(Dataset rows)
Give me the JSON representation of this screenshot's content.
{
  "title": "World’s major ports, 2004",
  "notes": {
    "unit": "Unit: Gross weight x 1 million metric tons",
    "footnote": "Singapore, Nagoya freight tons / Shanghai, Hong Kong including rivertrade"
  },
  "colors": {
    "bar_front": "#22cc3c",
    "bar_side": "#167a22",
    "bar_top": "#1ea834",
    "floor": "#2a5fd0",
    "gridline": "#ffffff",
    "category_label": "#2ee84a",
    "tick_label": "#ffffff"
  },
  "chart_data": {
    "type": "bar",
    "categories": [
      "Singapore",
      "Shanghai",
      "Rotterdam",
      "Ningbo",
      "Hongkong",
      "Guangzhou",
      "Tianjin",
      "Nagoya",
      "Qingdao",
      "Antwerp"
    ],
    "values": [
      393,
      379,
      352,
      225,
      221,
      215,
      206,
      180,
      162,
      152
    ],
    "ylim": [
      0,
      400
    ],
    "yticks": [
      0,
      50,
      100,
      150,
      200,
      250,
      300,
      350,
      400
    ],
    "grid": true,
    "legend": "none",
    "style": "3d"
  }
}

__Problem__
Using the records above, say how many lines include the string "tons". Only the number is wanted.

__Exercise solution__
2